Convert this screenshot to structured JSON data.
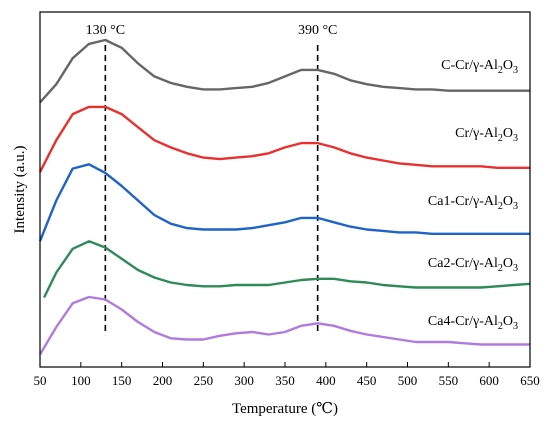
{
  "chart_data": {
    "type": "line",
    "xlabel": "Temperature (℃)",
    "ylabel": "Intensity (a.u.)",
    "xlim": [
      50,
      650
    ],
    "x_ticks": [
      "50",
      "100",
      "150",
      "200",
      "250",
      "300",
      "350",
      "400",
      "450",
      "500",
      "550",
      "600",
      "650"
    ],
    "y_ticks_shown": false,
    "grid": false,
    "annotations": [
      {
        "x": 130,
        "label": "130 °C",
        "style": "dashed"
      },
      {
        "x": 390,
        "label": "390 °C",
        "style": "dashed"
      }
    ],
    "series": [
      {
        "name": "C-Cr/γ-Al2O3",
        "label_main": "C-Cr/γ-Al",
        "label_sub1": "2",
        "label_mid": "O",
        "label_sub2": "3",
        "color": "#666666",
        "x": [
          50,
          70,
          90,
          110,
          130,
          150,
          170,
          190,
          210,
          230,
          250,
          270,
          290,
          310,
          330,
          350,
          370,
          390,
          410,
          430,
          450,
          470,
          490,
          510,
          530,
          550,
          570,
          590,
          610,
          630,
          650
        ],
        "y": [
          0.02,
          0.16,
          0.36,
          0.47,
          0.5,
          0.44,
          0.32,
          0.22,
          0.17,
          0.14,
          0.12,
          0.12,
          0.13,
          0.14,
          0.17,
          0.22,
          0.27,
          0.27,
          0.24,
          0.19,
          0.16,
          0.14,
          0.13,
          0.12,
          0.12,
          0.11,
          0.11,
          0.11,
          0.11,
          0.11,
          0.11
        ]
      },
      {
        "name": "Cr/γ-Al2O3",
        "label_main": "Cr/γ-Al",
        "label_sub1": "2",
        "label_mid": "O",
        "label_sub2": "3",
        "color": "#e8312f",
        "x": [
          50,
          70,
          90,
          110,
          130,
          150,
          170,
          190,
          210,
          230,
          250,
          270,
          290,
          310,
          330,
          350,
          370,
          390,
          410,
          430,
          450,
          470,
          490,
          510,
          530,
          550,
          570,
          590,
          610,
          630,
          650
        ],
        "y": [
          0.02,
          0.24,
          0.42,
          0.47,
          0.47,
          0.42,
          0.33,
          0.24,
          0.19,
          0.15,
          0.12,
          0.11,
          0.12,
          0.13,
          0.15,
          0.19,
          0.22,
          0.22,
          0.19,
          0.15,
          0.12,
          0.1,
          0.08,
          0.07,
          0.06,
          0.06,
          0.06,
          0.06,
          0.05,
          0.05,
          0.05
        ]
      },
      {
        "name": "Ca1-Cr/γ-Al2O3",
        "label_main": "Ca1-Cr/γ-Al",
        "label_sub1": "2",
        "label_mid": "O",
        "label_sub2": "3",
        "color": "#1f63c9",
        "x": [
          50,
          70,
          90,
          110,
          130,
          150,
          170,
          190,
          210,
          230,
          250,
          270,
          290,
          310,
          330,
          350,
          370,
          390,
          410,
          430,
          450,
          470,
          490,
          510,
          530,
          550,
          570,
          590,
          610,
          630,
          650
        ],
        "y": [
          0.02,
          0.3,
          0.52,
          0.55,
          0.49,
          0.4,
          0.3,
          0.2,
          0.14,
          0.11,
          0.1,
          0.1,
          0.1,
          0.11,
          0.13,
          0.15,
          0.18,
          0.18,
          0.15,
          0.12,
          0.1,
          0.09,
          0.08,
          0.08,
          0.07,
          0.07,
          0.07,
          0.07,
          0.07,
          0.07,
          0.07
        ]
      },
      {
        "name": "Ca2-Cr/γ-Al2O3",
        "label_main": "Ca2-Cr/γ-Al",
        "label_sub1": "2",
        "label_mid": "O",
        "label_sub2": "3",
        "color": "#2e8b57",
        "x": [
          55,
          70,
          90,
          110,
          130,
          150,
          170,
          190,
          210,
          230,
          250,
          270,
          290,
          310,
          330,
          350,
          370,
          390,
          410,
          430,
          450,
          470,
          490,
          510,
          530,
          550,
          570,
          590,
          610,
          630,
          650
        ],
        "y": [
          0.02,
          0.22,
          0.41,
          0.47,
          0.42,
          0.33,
          0.24,
          0.18,
          0.14,
          0.12,
          0.11,
          0.11,
          0.12,
          0.12,
          0.12,
          0.14,
          0.16,
          0.17,
          0.17,
          0.15,
          0.14,
          0.12,
          0.11,
          0.1,
          0.1,
          0.1,
          0.1,
          0.1,
          0.11,
          0.12,
          0.13
        ]
      },
      {
        "name": "Ca4-Cr/γ-Al2O3",
        "label_main": "Ca4-Cr/γ-Al",
        "label_sub1": "2",
        "label_mid": "O",
        "label_sub2": "3",
        "color": "#b07ae0",
        "x": [
          50,
          70,
          90,
          110,
          130,
          150,
          170,
          190,
          210,
          230,
          250,
          270,
          290,
          310,
          330,
          350,
          370,
          390,
          410,
          430,
          450,
          470,
          490,
          510,
          530,
          550,
          570,
          590,
          610,
          630,
          650
        ],
        "y": [
          0.02,
          0.24,
          0.43,
          0.48,
          0.46,
          0.38,
          0.28,
          0.2,
          0.15,
          0.14,
          0.14,
          0.17,
          0.19,
          0.2,
          0.18,
          0.2,
          0.25,
          0.27,
          0.25,
          0.21,
          0.18,
          0.16,
          0.14,
          0.12,
          0.12,
          0.12,
          0.11,
          0.1,
          0.1,
          0.1,
          0.1
        ]
      }
    ]
  }
}
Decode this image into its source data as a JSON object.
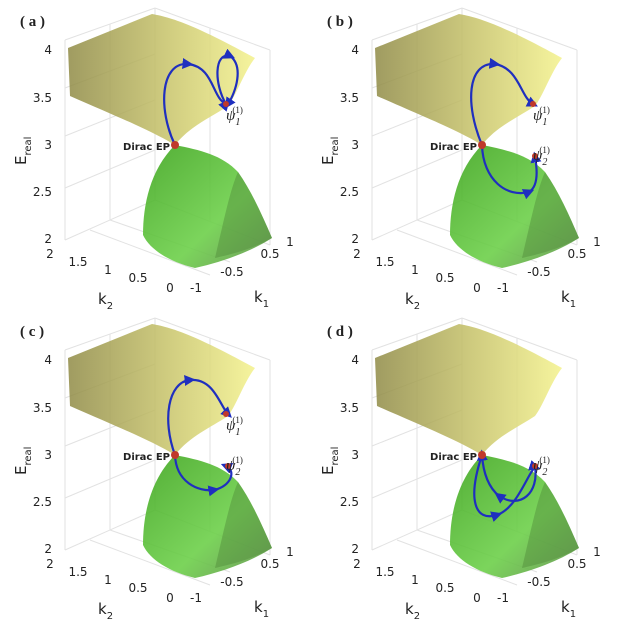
{
  "panels": [
    {
      "label": "( a )",
      "annotation": "Dirac EP",
      "psi": [
        {
          "main": "ψ",
          "sub": "1",
          "sup": "(1)"
        }
      ]
    },
    {
      "label": "( b )",
      "annotation": "Dirac EP",
      "psi": [
        {
          "main": "ψ",
          "sub": "1",
          "sup": "(1)"
        },
        {
          "main": "ψ",
          "sub": "2",
          "sup": "(1)"
        }
      ]
    },
    {
      "label": "( c )",
      "annotation": "Dirac EP",
      "psi": [
        {
          "main": "ψ",
          "sub": "1",
          "sup": "(1)"
        },
        {
          "main": "ψ",
          "sub": "2",
          "sup": "(1)"
        }
      ]
    },
    {
      "label": "( d )",
      "annotation": "Dirac EP",
      "psi": [
        {
          "main": "ψ",
          "sub": "2",
          "sup": "(1)"
        }
      ]
    }
  ],
  "axes": {
    "z_title": {
      "main": "E",
      "sub": "real"
    },
    "z_ticks": [
      "4",
      "3.5",
      "3",
      "2.5",
      "2"
    ],
    "k2_title": {
      "main": "k",
      "sub": "2"
    },
    "k2_ticks": [
      "2",
      "1.5",
      "1",
      "0.5",
      "0"
    ],
    "k1_title": {
      "main": "k",
      "sub": "1"
    },
    "k1_ticks": [
      "-1",
      "-0.5",
      "0.5",
      "1"
    ]
  }
}
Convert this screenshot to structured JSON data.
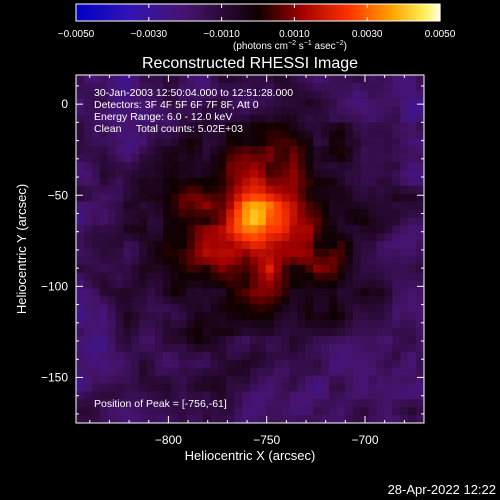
{
  "chart_data": {
    "type": "heatmap",
    "title": "Reconstructed RHESSI Image",
    "xlabel": "Heliocentric X (arcsec)",
    "ylabel": "Heliocentric Y (arcsec)",
    "xlim": [
      -847,
      -670
    ],
    "ylim": [
      -175,
      16
    ],
    "x_ticks": [
      -800,
      -750,
      -700
    ],
    "x_tick_labels": [
      "−800",
      "−750",
      "−700"
    ],
    "y_ticks": [
      0,
      -50,
      -100,
      -150
    ],
    "y_tick_labels": [
      "0",
      "−50",
      "−100",
      "−150"
    ],
    "colorbar": {
      "range": [
        -0.005,
        0.005
      ],
      "ticks": [
        -0.005,
        -0.003,
        -0.001,
        0.001,
        0.003,
        0.005
      ],
      "tick_labels": [
        "−0.0050",
        "−0.0030",
        "−0.0010",
        "0.0010",
        "0.0030",
        "0.0050"
      ],
      "unit_label": {
        "pre": "(photons cm",
        "e1": "−2",
        "mid1": " s",
        "e2": "−1",
        "mid2": " asec",
        "e3": "−2",
        "post": ")"
      },
      "colormap": "rhessi-blue-red-yellow-white"
    },
    "annotations": [
      "30-Jan-2003 12:50:04.000 to 12:51:28.000",
      "Detectors: 3F 4F 5F 6F 7F 8F, Att 0",
      "Energy Range: 6.0 - 12.0 keV",
      "Clean     Total counts: 5.02E+03"
    ],
    "peak_annotation": "Position of Peak = [-756,-61]",
    "peak": {
      "x": -756,
      "y": -61,
      "value": 0.005
    },
    "source": {
      "center": [
        -755,
        -70
      ],
      "sigma": [
        38,
        42
      ],
      "background": -0.0018,
      "amplitude": 0.0032
    }
  },
  "footer": {
    "timestamp": "28-Apr-2022 12:22"
  },
  "colors": {
    "background": "#000000",
    "foreground": "#ffffff"
  }
}
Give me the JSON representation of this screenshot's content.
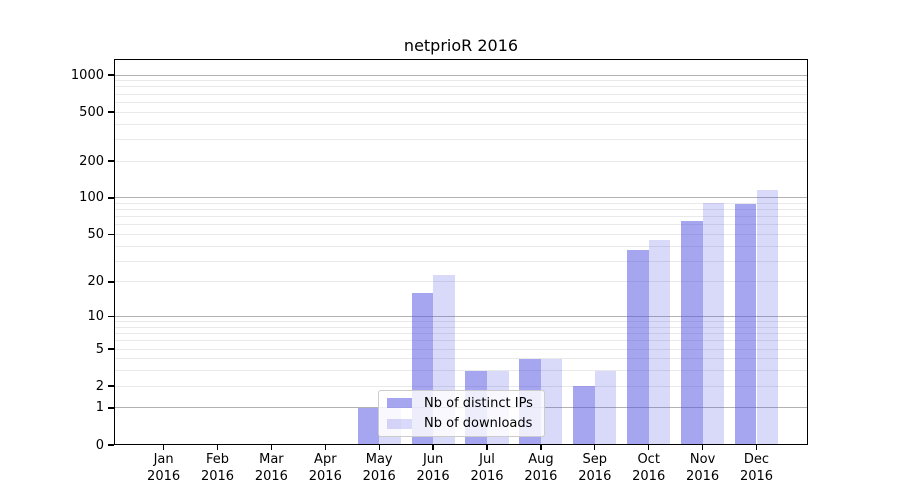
{
  "title": "netprioR 2016",
  "legend": {
    "items": [
      {
        "label": "Nb of distinct IPs",
        "color": "rgba(75,75,225,0.5)"
      },
      {
        "label": "Nb of downloads",
        "color": "rgba(75,75,225,0.21)"
      }
    ]
  },
  "chart_data": {
    "type": "bar",
    "title": "netprioR 2016",
    "categories": [
      "Jan 2016",
      "Feb 2016",
      "Mar 2016",
      "Apr 2016",
      "May 2016",
      "Jun 2016",
      "Jul 2016",
      "Aug 2016",
      "Sep 2016",
      "Oct 2016",
      "Nov 2016",
      "Dec 2016"
    ],
    "series": [
      {
        "name": "Nb of distinct IPs",
        "values": [
          0,
          0,
          0,
          0,
          1,
          16,
          3,
          4,
          2,
          37,
          65,
          89
        ]
      },
      {
        "name": "Nb of downloads",
        "values": [
          0,
          0,
          0,
          0,
          1,
          23,
          3,
          4,
          3,
          45,
          90,
          115
        ]
      }
    ],
    "xlabel": "",
    "ylabel": "",
    "yscale": "symlog",
    "ylim": [
      0,
      1300
    ],
    "yticks": [
      0,
      1,
      2,
      5,
      10,
      20,
      50,
      100,
      200,
      500,
      1000
    ],
    "major_gridlines": [
      1,
      10,
      100,
      1000
    ],
    "minor_gridlines": [
      2,
      3,
      4,
      5,
      6,
      7,
      8,
      9,
      20,
      30,
      40,
      50,
      60,
      70,
      80,
      90,
      200,
      300,
      400,
      500,
      600,
      700,
      800,
      900
    ],
    "grid": true,
    "legend_position": "inside lower-center"
  },
  "colors": {
    "bar_distinct_ips": "rgba(75,75,225,0.5)",
    "bar_downloads": "rgba(75,75,225,0.21)",
    "gridline_major": "#b2b2b2",
    "gridline_minor": "#e9e9e9",
    "background": "#ffffff",
    "text": "#000000"
  }
}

#### Exercise aim
Look through the data above. Find each line with the string "background" and copy it.

#### The solution
      "background": -0.0018,
    "background": "#000000",
    "background": "#ffffff",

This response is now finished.